▶ Directions for this task:
Which lines hold the word "INSTALLATION"? Show each of them.

(Data extracted from a collection)
-----

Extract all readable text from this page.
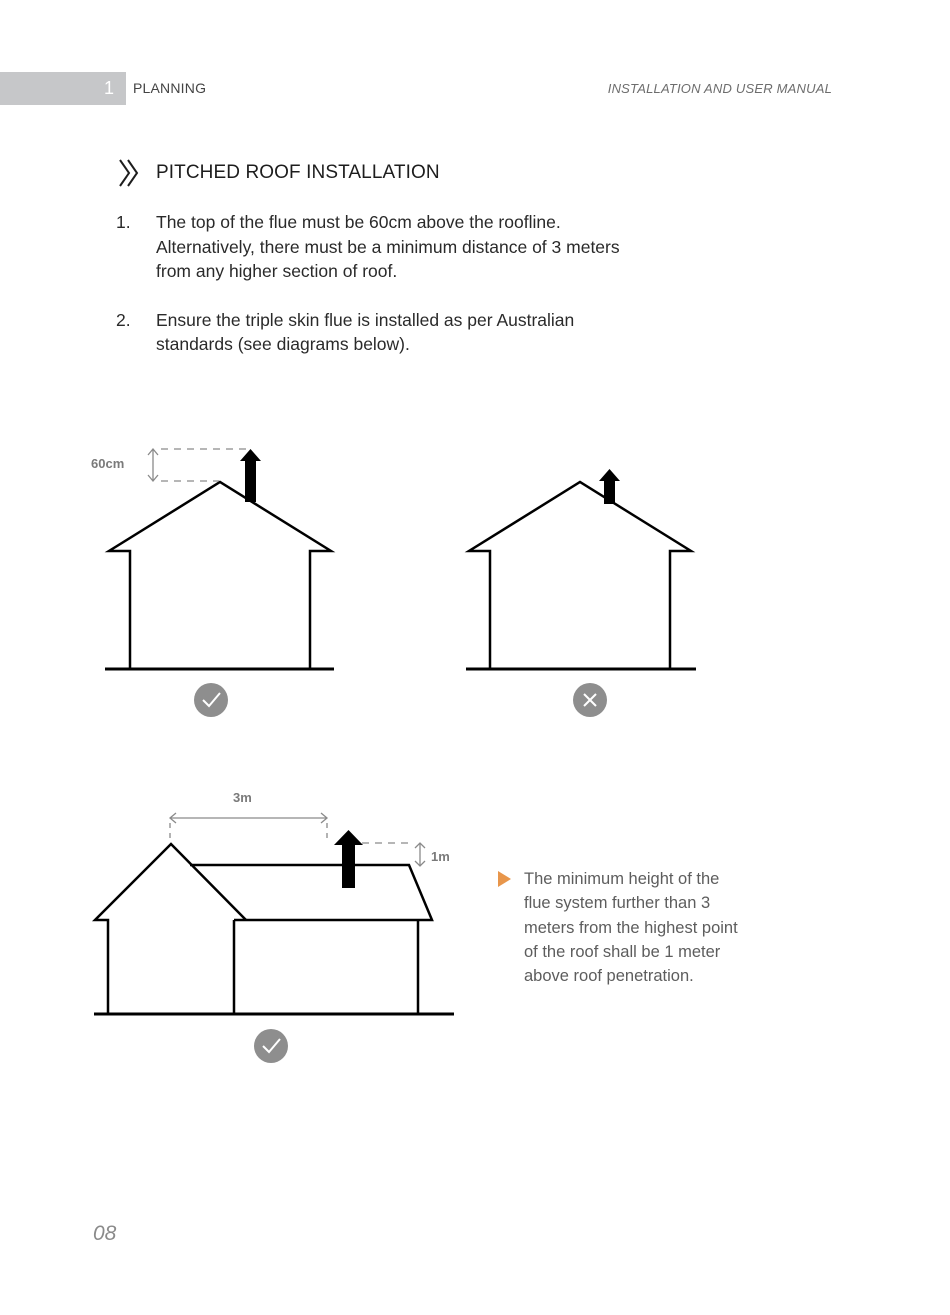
1 PLANNING	INSTALLATION AND USER MANUAL
PITCHED ROOF INSTALLATION
1. The top of the flue must be 60cm above the roofline. Alternatively, there must be a minimum distance of 3 meters from any higher section of roof.
2. Ensure the triple skin flue is installed as per Australian standards (see diagrams below).
60cm
3m
1m
The minimum height of the flue system further than 3 meters from the highest point of the roof shall be 1 meter above roof penetration.
08
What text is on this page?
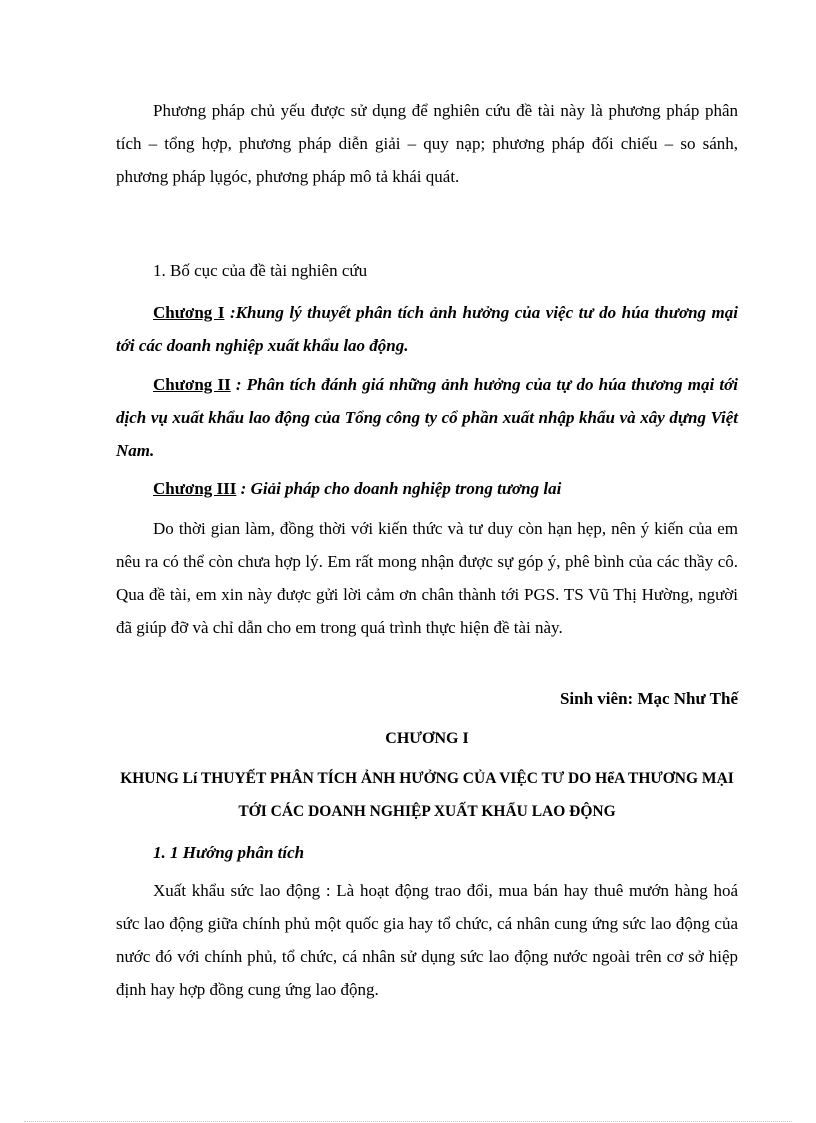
Phương pháp chủ yếu được sử dụng để nghiên cứu đề tài này là phương pháp phân tích – tổng hợp, phương pháp diễn giải – quy nạp; phương pháp đối chiếu – so sánh, phương pháp lụgóc, phương pháp mô tả khái quát.

1. Bố cục của đề tài nghiên cứu

Chương I :Khung lý thuyết phân tích ảnh hưởng của việc tư do húa thương mại tới các doanh nghiệp xuất khẩu lao động.

Chương II : Phân tích đánh giá những ảnh hưởng của tự do húa thương mại tới dịch vụ xuất khẩu lao động của Tổng công ty cổ phần xuất nhập khẩu và xây dựng Việt Nam.

Chương III : Giải pháp cho doanh nghiệp trong tương lai

Do thời gian làm, đồng thời với kiến thức và tư duy còn hạn hẹp, nên ý kiến của em nêu ra có thể còn chưa hợp lý. Em rất mong nhận được sự góp ý, phê bình của các thầy cô. Qua đề tài, em xin này được gửi lời cảm ơn chân thành tới PGS. TS Vũ Thị Hường, người đã giúp đỡ và chỉ dẫn cho em trong quá trình thực hiện đề tài này.

Sinh viên: Mạc Như Thế

CHƯƠNG I

KHUNG Lí THUYẾT PHÂN TÍCH ẢNH HƯỞNG CỦA VIỆC TƯ DO HểA THƯƠNG MẠI TỚI CÁC DOANH NGHIỆP XUẤT KHẨU LAO ĐỘNG

1. 1 Hướng phân tích

Xuất khẩu sức lao động : Là hoạt động trao đổi, mua bán hay thuê mướn hàng hoá sức lao động giữa chính phủ một quốc gia hay tổ chức, cá nhân cung ứng sức lao động của nước đó với chính phủ, tổ chức, cá nhân sử dụng sức lao động nước ngoài trên cơ sở hiệp định hay hợp đồng cung ứng lao động.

-----

▶ Exercise answer:
1 PLANNING	INSTALLATION AND USER MANUAL
PITCHED ROOF INSTALLATION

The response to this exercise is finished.